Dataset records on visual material
START
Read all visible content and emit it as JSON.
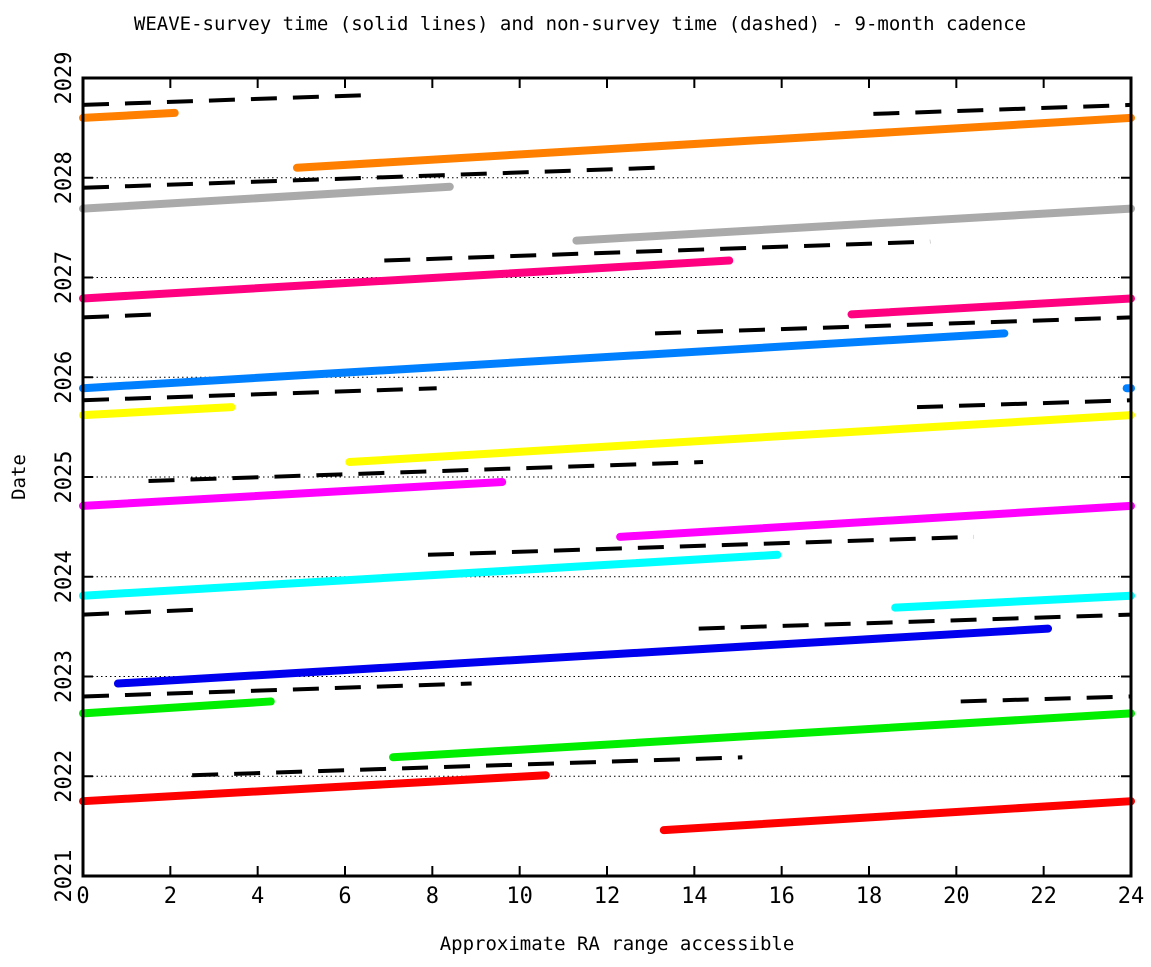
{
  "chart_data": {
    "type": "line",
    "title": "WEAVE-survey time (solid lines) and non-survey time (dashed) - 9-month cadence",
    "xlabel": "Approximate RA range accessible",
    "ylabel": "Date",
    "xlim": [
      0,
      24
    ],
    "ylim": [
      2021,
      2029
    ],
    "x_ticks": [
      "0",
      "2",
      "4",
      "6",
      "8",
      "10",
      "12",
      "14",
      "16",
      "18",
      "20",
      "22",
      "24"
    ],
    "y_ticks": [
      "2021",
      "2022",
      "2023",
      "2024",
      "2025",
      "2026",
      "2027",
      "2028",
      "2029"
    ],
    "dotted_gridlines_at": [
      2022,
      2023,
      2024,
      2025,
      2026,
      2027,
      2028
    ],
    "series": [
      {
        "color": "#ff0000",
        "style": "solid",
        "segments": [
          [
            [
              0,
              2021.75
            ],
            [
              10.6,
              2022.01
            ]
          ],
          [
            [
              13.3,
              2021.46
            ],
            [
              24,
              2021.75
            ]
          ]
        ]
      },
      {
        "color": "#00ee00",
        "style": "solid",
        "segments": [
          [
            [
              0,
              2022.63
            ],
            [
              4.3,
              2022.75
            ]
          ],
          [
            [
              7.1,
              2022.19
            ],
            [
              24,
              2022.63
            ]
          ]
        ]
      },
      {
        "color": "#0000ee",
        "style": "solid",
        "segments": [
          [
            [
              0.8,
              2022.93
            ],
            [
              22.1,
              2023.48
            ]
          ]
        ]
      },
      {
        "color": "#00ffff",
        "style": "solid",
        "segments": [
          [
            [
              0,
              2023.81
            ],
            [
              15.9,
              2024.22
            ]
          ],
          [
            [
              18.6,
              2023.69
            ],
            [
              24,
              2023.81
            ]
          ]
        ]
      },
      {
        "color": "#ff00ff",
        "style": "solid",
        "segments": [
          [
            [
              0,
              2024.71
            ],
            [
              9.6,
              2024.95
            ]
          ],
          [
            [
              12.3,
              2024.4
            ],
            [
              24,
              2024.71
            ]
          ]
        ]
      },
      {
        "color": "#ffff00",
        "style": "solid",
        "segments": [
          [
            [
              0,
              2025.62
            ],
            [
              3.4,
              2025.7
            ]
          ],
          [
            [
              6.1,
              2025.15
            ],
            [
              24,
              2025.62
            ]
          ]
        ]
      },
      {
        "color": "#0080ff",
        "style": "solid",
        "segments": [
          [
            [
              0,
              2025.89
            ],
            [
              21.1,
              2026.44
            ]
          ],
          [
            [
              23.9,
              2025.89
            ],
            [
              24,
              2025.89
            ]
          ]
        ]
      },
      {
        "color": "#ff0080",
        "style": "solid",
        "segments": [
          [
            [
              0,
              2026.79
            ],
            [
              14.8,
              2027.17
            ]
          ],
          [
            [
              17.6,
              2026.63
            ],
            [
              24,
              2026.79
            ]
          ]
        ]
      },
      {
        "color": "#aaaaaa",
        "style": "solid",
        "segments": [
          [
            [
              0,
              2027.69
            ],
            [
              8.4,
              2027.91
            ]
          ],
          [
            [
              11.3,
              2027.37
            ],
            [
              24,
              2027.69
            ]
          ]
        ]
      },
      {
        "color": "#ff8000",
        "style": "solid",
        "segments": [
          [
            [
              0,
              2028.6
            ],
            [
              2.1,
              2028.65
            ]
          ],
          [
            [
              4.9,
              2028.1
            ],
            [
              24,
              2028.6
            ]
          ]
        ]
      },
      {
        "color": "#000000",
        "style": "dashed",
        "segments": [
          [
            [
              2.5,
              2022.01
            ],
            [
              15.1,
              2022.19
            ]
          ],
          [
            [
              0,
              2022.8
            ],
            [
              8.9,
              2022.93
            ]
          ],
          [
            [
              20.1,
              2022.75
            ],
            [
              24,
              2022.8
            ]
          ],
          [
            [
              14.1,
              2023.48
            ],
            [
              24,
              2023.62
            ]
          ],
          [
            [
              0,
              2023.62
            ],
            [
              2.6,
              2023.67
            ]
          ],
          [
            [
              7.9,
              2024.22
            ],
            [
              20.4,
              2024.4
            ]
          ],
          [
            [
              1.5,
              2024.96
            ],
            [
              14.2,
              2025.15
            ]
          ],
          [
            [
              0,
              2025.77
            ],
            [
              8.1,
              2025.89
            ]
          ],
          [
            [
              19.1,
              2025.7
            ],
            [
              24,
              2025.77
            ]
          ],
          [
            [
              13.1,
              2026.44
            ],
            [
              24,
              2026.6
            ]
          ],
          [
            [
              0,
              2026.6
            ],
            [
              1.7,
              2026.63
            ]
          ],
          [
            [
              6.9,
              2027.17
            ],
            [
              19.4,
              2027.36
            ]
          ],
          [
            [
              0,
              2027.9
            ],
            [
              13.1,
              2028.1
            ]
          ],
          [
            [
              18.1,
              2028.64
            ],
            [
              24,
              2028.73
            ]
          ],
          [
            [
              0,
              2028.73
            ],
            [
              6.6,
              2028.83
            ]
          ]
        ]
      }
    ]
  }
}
END
START
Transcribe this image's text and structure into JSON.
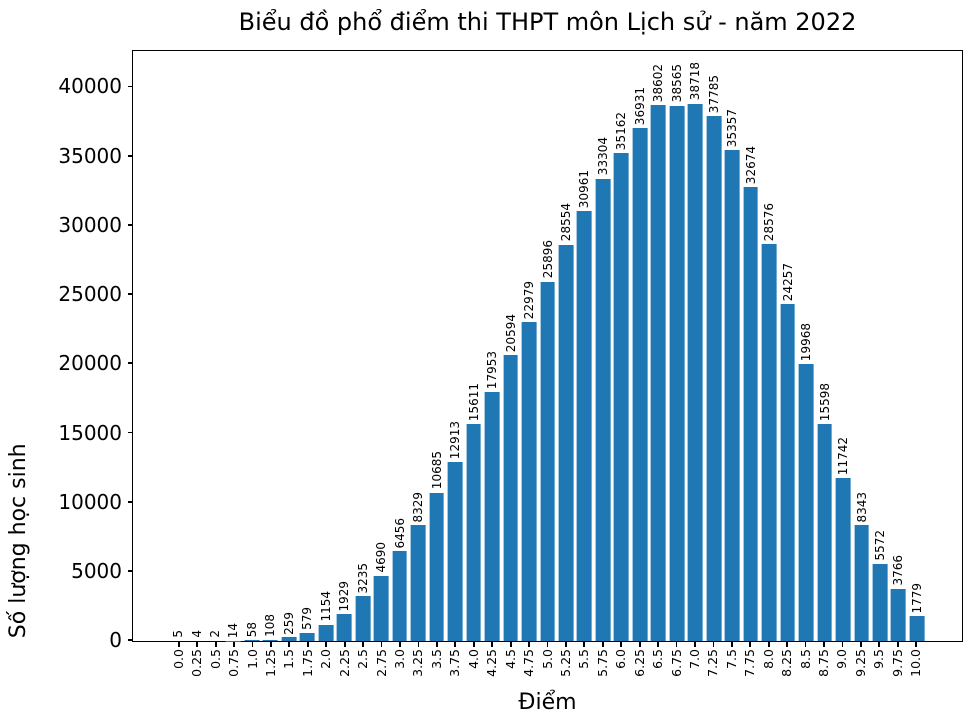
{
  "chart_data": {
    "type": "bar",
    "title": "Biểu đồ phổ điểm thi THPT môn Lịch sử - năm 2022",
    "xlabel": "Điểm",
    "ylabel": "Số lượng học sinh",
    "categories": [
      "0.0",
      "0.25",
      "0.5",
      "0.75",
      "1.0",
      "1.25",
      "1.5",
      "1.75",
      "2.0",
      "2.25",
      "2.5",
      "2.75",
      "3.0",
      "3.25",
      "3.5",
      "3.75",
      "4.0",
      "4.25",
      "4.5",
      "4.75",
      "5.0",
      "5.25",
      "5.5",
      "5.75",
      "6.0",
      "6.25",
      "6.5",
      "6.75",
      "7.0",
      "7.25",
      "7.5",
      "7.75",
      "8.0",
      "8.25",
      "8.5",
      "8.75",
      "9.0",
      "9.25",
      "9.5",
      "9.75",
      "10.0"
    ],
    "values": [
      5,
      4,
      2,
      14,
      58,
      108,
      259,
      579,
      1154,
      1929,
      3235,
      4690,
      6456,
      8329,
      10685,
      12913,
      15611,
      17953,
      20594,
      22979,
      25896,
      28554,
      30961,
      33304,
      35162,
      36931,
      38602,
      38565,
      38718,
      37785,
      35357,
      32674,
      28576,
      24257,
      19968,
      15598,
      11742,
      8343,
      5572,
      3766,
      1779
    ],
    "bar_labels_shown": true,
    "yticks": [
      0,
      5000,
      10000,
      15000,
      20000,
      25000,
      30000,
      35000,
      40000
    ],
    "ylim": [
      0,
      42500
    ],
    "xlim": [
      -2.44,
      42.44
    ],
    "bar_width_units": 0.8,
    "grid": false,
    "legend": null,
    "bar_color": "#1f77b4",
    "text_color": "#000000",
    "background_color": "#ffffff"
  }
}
END
REQUIRED WORK:
Copy out each line of the data where the string "ylabel" appears.

RESPONSE TO THE EXERCISE:
    "ylabel": "Date",
    "ylabel": "Số lượng học sinh",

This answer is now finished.